* LIST OF TASKS
1 > Name every author credited on the article about biomechanics in osseointegrated supported prostheses.
2 > Pick up the article on biomechanics in osseointegrated supported prostheses after its last sentence and carry it forward.

* SUPPLIED PASSAGE
[Start of section]
BIOMECHANICAL CONSIDERATIONS IN OSSEOINTEGRATED SUPPORTED PROSTHESIS

Author: Dr. Harshitha Alva, Dr. Krishna Prasad D., Dr. Anupama Prasad D..
Nitte University, Deralakatte, Mangalore

 

ABSTRACT:
In natural dentition, the force distribution is dependent on the micromovement induced by the periodontal ligament where as dental implants do not possess such an inherent movement to resist the load. The success or failure of osseointegrated supported prosthesis depends greatly on the forces that act on the prosthesis. Hence a thorough knowledge of the direction and distribution of forces acting on a prosthesis and appropriate management of deleterious forces determines the key to a successful prosthesis.

This article describes the biomechanical aspects that should be taken into consideration in designing osseointegrated supported prosthesis.

INTRODUCTION:
Forces that are involved in both mastication and para-function play a significant role in the design of prosthesis. These considerations act as determining factors for the success or failure of prosthesis. The fixation of oral implants to bone by means of osseointegration has allowed highly predictable, long-term functional performance of osseointegrated prosthesis. There are always differences between patients in terms of key factors affecting osseointegration such as the amount of available bone, bone quality, number of missing teeth, masticatory habits, etc. In designing a successful oral implant supported prosthesis, the main objective is to ensure that the implant can withstand the masticatory forces and transfer them safely to interfacial tissues over the long term. Biomechanics are central in this design problem.


Biomechanics are of two types: Reactive and Therapeutic. Reactive biomechanics refers to the interaction of isolated biomechanical factors which when combined, produce an accumulative effect and therapeutic refers to the clinical process of altering each biomechanical factor to reduce the cumulative response causing implant overload.

FORCES APPLIED ON OSSEOINTEGRATED IMPLANTS:
Stress and strain have been shown to be important parameters for crestal bone maintenance and implant survival. The higher the crestal stress, the higher the risk of crestal bone loss. Forces applied on dental implants may be characterized in terms of five factors:

Direction:
The anatomy of the mandible and maxilla places significant constraints on the ability to surgically place root form implants suitable for loading along their long axis. Resorptive patterns following prolonged edentulism exacerbates the normally occurring angulation challenges. Bone is strongest when loaded in its long axis in both compression and tensile forces. A 30-degree offset load reduces the compressive strength of bone by 11%, and reduces the tensile strength by 25%. As the angle of load increases, the stresses around the implant increase, particularly in the vulnerable crestal bone region. As a result, virtually all implants are designed for placement perpendicular to the occlusal plane. This placement allows a more axial load to the implant body and reduces the amount of crestal stress. Additionally, axial alignment places less stress on the abutment components and decreases the risk of short- and long-term fracture.
[End of section]
* STORED DATA
[Start of section]
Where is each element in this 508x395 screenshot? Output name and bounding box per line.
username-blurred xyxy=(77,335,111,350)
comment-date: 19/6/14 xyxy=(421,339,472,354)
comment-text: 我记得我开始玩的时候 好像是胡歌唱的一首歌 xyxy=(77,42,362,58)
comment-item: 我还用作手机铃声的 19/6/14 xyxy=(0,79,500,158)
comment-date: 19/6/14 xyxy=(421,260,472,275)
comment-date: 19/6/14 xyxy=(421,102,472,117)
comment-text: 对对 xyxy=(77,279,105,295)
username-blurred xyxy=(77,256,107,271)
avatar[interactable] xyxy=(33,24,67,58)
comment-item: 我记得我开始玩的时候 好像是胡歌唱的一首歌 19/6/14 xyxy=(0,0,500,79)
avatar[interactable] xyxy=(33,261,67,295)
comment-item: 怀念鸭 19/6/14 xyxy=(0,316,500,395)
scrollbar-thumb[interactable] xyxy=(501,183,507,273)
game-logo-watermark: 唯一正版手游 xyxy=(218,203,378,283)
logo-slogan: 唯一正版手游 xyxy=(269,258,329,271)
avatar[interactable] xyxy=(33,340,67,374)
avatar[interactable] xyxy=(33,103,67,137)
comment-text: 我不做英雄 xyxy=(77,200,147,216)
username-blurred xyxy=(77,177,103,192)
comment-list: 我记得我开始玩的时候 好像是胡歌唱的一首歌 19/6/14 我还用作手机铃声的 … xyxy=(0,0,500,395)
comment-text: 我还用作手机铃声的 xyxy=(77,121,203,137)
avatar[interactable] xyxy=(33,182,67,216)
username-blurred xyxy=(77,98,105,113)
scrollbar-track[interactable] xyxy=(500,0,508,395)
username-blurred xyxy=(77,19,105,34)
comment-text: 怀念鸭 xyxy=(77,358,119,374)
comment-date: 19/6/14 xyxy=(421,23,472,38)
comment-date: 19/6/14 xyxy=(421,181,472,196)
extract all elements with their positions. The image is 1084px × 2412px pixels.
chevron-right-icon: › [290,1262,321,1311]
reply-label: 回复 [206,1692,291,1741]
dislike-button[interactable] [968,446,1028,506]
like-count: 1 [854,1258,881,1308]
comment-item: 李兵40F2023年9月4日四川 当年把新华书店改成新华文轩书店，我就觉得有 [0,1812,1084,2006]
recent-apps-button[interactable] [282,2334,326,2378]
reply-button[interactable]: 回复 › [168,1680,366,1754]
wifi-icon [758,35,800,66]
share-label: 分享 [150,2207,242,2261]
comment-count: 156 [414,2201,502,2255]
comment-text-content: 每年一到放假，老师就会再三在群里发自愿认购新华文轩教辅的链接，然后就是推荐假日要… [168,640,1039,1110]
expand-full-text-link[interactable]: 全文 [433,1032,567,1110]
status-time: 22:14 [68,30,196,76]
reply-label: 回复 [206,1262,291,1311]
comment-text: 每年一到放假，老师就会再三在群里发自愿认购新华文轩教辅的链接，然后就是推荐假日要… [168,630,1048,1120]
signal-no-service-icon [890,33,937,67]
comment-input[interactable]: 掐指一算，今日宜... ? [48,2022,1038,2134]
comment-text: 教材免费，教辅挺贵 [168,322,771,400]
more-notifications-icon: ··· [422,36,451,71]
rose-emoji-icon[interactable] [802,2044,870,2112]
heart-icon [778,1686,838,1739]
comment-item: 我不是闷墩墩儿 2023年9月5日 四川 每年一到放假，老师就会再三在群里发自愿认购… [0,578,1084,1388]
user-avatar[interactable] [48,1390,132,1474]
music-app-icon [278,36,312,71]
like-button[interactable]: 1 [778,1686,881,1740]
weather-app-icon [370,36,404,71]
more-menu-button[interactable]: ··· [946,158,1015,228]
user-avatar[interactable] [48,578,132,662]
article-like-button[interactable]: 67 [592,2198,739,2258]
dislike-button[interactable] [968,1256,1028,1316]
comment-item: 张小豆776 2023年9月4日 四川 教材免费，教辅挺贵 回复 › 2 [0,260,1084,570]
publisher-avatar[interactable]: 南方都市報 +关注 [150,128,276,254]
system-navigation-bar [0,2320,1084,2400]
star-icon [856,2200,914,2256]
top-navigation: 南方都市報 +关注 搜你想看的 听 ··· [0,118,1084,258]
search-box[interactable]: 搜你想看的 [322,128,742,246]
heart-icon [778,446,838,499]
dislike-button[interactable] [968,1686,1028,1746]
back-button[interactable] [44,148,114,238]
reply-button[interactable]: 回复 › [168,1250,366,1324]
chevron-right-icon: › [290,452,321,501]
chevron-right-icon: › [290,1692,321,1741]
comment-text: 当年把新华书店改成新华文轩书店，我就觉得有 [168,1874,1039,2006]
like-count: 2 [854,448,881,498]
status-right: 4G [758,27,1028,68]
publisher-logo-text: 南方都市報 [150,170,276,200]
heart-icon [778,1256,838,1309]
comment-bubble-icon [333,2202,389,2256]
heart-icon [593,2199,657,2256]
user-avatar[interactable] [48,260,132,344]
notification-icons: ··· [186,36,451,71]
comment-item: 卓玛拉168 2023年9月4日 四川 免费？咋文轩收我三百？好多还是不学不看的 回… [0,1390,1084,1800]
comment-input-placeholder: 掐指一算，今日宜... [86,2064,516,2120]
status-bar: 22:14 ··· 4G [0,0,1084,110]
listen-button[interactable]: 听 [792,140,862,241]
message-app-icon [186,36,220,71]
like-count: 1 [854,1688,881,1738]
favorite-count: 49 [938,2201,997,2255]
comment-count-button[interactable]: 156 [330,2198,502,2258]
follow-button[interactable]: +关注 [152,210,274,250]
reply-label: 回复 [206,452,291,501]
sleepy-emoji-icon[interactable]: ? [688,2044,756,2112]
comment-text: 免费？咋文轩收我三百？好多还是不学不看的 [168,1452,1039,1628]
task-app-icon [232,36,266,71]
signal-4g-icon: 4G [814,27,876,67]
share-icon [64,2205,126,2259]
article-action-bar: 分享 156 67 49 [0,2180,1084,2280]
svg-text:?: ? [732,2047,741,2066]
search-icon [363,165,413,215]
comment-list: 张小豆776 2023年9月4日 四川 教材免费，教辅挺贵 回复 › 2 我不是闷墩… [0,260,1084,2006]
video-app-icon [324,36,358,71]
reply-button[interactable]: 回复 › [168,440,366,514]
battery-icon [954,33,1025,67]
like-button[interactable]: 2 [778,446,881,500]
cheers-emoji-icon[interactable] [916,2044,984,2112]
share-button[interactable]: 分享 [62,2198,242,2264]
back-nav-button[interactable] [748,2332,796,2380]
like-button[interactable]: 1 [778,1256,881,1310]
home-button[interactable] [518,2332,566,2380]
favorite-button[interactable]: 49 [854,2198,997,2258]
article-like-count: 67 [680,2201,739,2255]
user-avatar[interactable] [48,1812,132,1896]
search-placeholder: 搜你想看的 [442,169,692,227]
[End of section]
* RESULTS IN ORDER
1 > Dr. Harshitha Alva, Dr. Krishna Prasad D., Dr. Anupama Prasad D.

2 >
Duration:
The duration of bite forces on the dentition has a wide range. Under ideal conditions, the teeth come together during swallowing and mastication for only brief period of contacts. The total time of those brief episodes is less than 30 minutes per day. Patients who exhibit bruxism, clenching, or other parafunctional habits, however, may have their teeth in contact for several hours each day. Dental implants are designed for loading along their long axis and the implant body is particularly susceptible to fatigue fracture with bending load in the buccolingual plane. Such transverse bending loads may be caused by premature contacts, bruxism or angled implants. No root form implants are designed to withstand bending loads. Implant bodies are susceptible to fatigue fracture at the apical extension of abutment screw within the implant body or at the crest module around an abutment screw, which does not have direct contact.

Magnitude:
The magnitude of bite force varies as a function of anatomic region and the state of dentition. Following sustained periods of edentulism, the bone foundation often becomes less dense. Its ultimate strength is highly dependent on its density. As such, less dense bone may no longer be able to support normal physiologic bite forces on implants.

Magnification:
A surgical placement resulting in extreme angulation of the implant and/or a patient exhibiting parafunctional habits will likely exceed the capability of any dental implant design to withstand physiologic loads. Cantilevers and crown heights act as levers and therefore are force magnifiers.

Functional surface area actively serves to dissipate compressive and tensile non shear loads through the implant bone interface and provide initial stability of the implant following surgical placement. Total surface area is passive and do not participate in load transfer.

Type:
Three types of forces may be imposed on dental implants within the oral environment: compression, tension, and shear. Bone is strongest when loaded in compression, 30% weaker when subjected to tensile forces, and 65% weaker when loaded in shear. Endosteal root-form implants load the bone-to-implant interface in pure shear unless surface features are incorporated in the design to transform the shear loads to more resistant force types.


The character of force distribution depends on the stiffness of each member1. The implant abutment prosthesis interface causes minute degree of flexibility as the result of retaining screw deformation. These factors play a vital role on the concepts of force distribution and induce risk of clinical failure when teeth and implants are combined to provide support for a prosthesis without an understanding of the fundamentals. Bone under­cuts constrain implant placement and thus force direction. Most undercuts occur on the facial aspects of the bone, with the exception of the submandibular fossa in the posterior mandible. Hence implant bodies are often angled to the lingual, to avoid penetrating the facial undercut during insertion. Bone is strongest when loaded in its long axis in both compression and tensile forces.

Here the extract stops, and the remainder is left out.